Activity —
Set down a faithful copy of every record, and skip the pictures in it.

Dataset records —
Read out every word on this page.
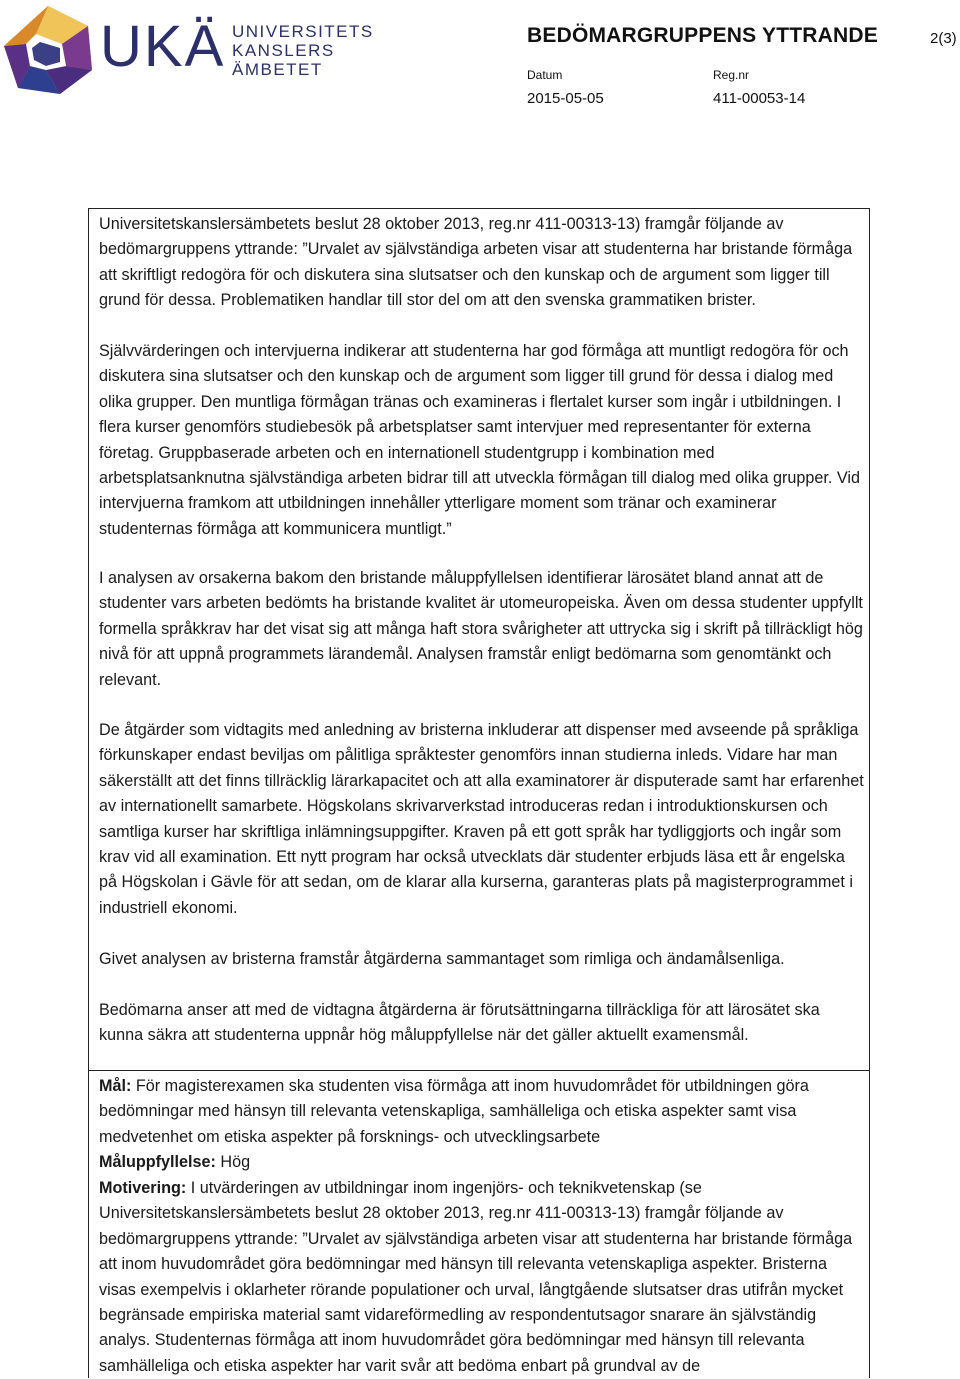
UKÄ UNIVERSITETS
KANSLERS
ÄMBETET
BEDÖMARGRUPPENS YTTRANDE	2(3)
Datum	Reg.nr
2015-05-05	411-00053-14
Universitetskanslersämbetets beslut 28 oktober 2013, reg.nr 411-00313-13) framgår följande av bedömargruppens yttrande: ”Urvalet av självständiga arbeten visar att studenterna har bristande förmåga att skriftligt redogöra för och diskutera sina slutsatser och den kunskap och de argument som ligger till grund för dessa. Problematiken handlar till stor del om att den svenska grammatiken brister.
Självvärderingen och intervjuerna indikerar att studenterna har god förmåga att muntligt redogöra för och diskutera sina slutsatser och den kunskap och de argument som ligger till grund för dessa i dialog med olika grupper. Den muntliga förmågan tränas och examineras i flertalet kurser som ingår i utbildningen. I flera kurser genomförs studiebesök på arbetsplatser samt intervjuer med representanter för externa företag. Gruppbaserade arbeten och en internationell studentgrupp i kombination med arbetsplatsanknutna självständiga arbeten bidrar till att utveckla förmågan till dialog med olika grupper. Vid intervjuerna framkom att utbildningen innehåller ytterligare moment som tränar och examinerar studenternas förmåga att kommunicera muntligt.”
I analysen av orsakerna bakom den bristande måluppfyllelsen identifierar lärosätet bland annat att de studenter vars arbeten bedömts ha bristande kvalitet är utomeuropeiska. Även om dessa studenter uppfyllt formella språkkrav har det visat sig att många haft stora svårigheter att uttrycka sig i skrift på tillräckligt hög nivå för att uppnå programmets lärandemål. Analysen framstår enligt bedömarna som genomtänkt och relevant.
De åtgärder som vidtagits med anledning av bristerna inkluderar att dispenser med avseende på språkliga förkunskaper endast beviljas om pålitliga språktester genomförs innan studierna inleds. Vidare har man säkerställt att det finns tillräcklig lärarkapacitet och att alla examinatorer är disputerade samt har erfarenhet av internationellt samarbete. Högskolans skrivarverkstad introduceras redan i introduktionskursen och samtliga kurser har skriftliga inlämningsuppgifter. Kraven på ett gott språk har tydliggjorts och ingår som krav vid all examination. Ett nytt program har också utvecklats där studenter erbjuds läsa ett år engelska på Högskolan i Gävle för att sedan, om de klarar alla kurserna, garanteras plats på magisterprogrammet i industriell ekonomi.
Givet analysen av bristerna framstår åtgärderna sammantaget som rimliga och ändamålsenliga.
Bedömarna anser att med de vidtagna åtgärderna är förutsättningarna tillräckliga för att lärosätet ska kunna säkra att studenterna uppnår hög måluppfyllelse när det gäller aktuellt examensmål.
Mål: För magisterexamen ska studenten visa förmåga att inom huvudområdet för utbildningen göra bedömningar med hänsyn till relevanta vetenskapliga, samhälleliga och etiska aspekter samt visa medvetenhet om etiska aspekter på forsknings- och utvecklingsarbete
Måluppfyllelse: Hög
Motivering: I utvärderingen av utbildningar inom ingenjörs- och teknikvetenskap (se Universitetskanslersämbetets beslut 28 oktober 2013, reg.nr 411-00313-13) framgår följande av bedömargruppens yttrande: ”Urvalet av självständiga arbeten visar att studenterna har bristande förmåga att inom huvudområdet göra bedömningar med hänsyn till relevanta vetenskapliga aspekter. Bristerna visas exempelvis i oklarheter rörande populationer och urval, långtgående slutsatser dras utifrån mycket begränsade empiriska material samt vidareförmedling av respondentutsagor snarare än självständig analys. Studenternas förmåga att inom huvudområdet göra bedömningar med hänsyn till relevanta samhälleliga och etiska aspekter har varit svår att bedöma enbart på grundval av de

Exercise response —
Read out every word on this page.
UKÄ UNIVERSITETS
KANSLERS
ÄMBETET
BEDÖMARGRUPPENS YTTRANDE	2(3)
Datum	Reg.nr
2015-05-05	411-00053-14
Universitetskanslersämbetets beslut 28 oktober 2013, reg.nr 411-00313-13) framgår följande av bedömargruppens yttrande: ”Urvalet av självständiga arbeten visar att studenterna har bristande förmåga att skriftligt redogöra för och diskutera sina slutsatser och den kunskap och de argument som ligger till grund för dessa. Problematiken handlar till stor del om att den svenska grammatiken brister.
Självvärderingen och intervjuerna indikerar att studenterna har god förmåga att muntligt redogöra för och diskutera sina slutsatser och den kunskap och de argument som ligger till grund för dessa i dialog med olika grupper. Den muntliga förmågan tränas och examineras i flertalet kurser som ingår i utbildningen. I flera kurser genomförs studiebesök på arbetsplatser samt intervjuer med representanter för externa företag. Gruppbaserade arbeten och en internationell studentgrupp i kombination med arbetsplatsanknutna självständiga arbeten bidrar till att utveckla förmågan till dialog med olika grupper. Vid intervjuerna framkom att utbildningen innehåller ytterligare moment som tränar och examinerar studenternas förmåga att kommunicera muntligt.”
I analysen av orsakerna bakom den bristande måluppfyllelsen identifierar lärosätet bland annat att de studenter vars arbeten bedömts ha bristande kvalitet är utomeuropeiska. Även om dessa studenter uppfyllt formella språkkrav har det visat sig att många haft stora svårigheter att uttrycka sig i skrift på tillräckligt hög nivå för att uppnå programmets lärandemål. Analysen framstår enligt bedömarna som genomtänkt och relevant.
De åtgärder som vidtagits med anledning av bristerna inkluderar att dispenser med avseende på språkliga förkunskaper endast beviljas om pålitliga språktester genomförs innan studierna inleds. Vidare har man säkerställt att det finns tillräcklig lärarkapacitet och att alla examinatorer är disputerade samt har erfarenhet av internationellt samarbete. Högskolans skrivarverkstad introduceras redan i introduktionskursen och samtliga kurser har skriftliga inlämningsuppgifter. Kraven på ett gott språk har tydliggjorts och ingår som krav vid all examination. Ett nytt program har också utvecklats där studenter erbjuds läsa ett år engelska på Högskolan i Gävle för att sedan, om de klarar alla kurserna, garanteras plats på magisterprogrammet i industriell ekonomi.
Givet analysen av bristerna framstår åtgärderna sammantaget som rimliga och ändamålsenliga.
Bedömarna anser att med de vidtagna åtgärderna är förutsättningarna tillräckliga för att lärosätet ska kunna säkra att studenterna uppnår hög måluppfyllelse när det gäller aktuellt examensmål.
Mål: För magisterexamen ska studenten visa förmåga att inom huvudområdet för utbildningen göra bedömningar med hänsyn till relevanta vetenskapliga, samhälleliga och etiska aspekter samt visa medvetenhet om etiska aspekter på forsknings- och utvecklingsarbete
Måluppfyllelse: Hög
Motivering: I utvärderingen av utbildningar inom ingenjörs- och teknikvetenskap (se Universitetskanslersämbetets beslut 28 oktober 2013, reg.nr 411-00313-13) framgår följande av bedömargruppens yttrande: ”Urvalet av självständiga arbeten visar att studenterna har bristande förmåga att inom huvudområdet göra bedömningar med hänsyn till relevanta vetenskapliga aspekter. Bristerna visas exempelvis i oklarheter rörande populationer och urval, långtgående slutsatser dras utifrån mycket begränsade empiriska material samt vidareförmedling av respondentutsagor snarare än självständig analys. Studenternas förmåga att inom huvudområdet göra bedömningar med hänsyn till relevanta samhälleliga och etiska aspekter har varit svår att bedöma enbart på grundval av de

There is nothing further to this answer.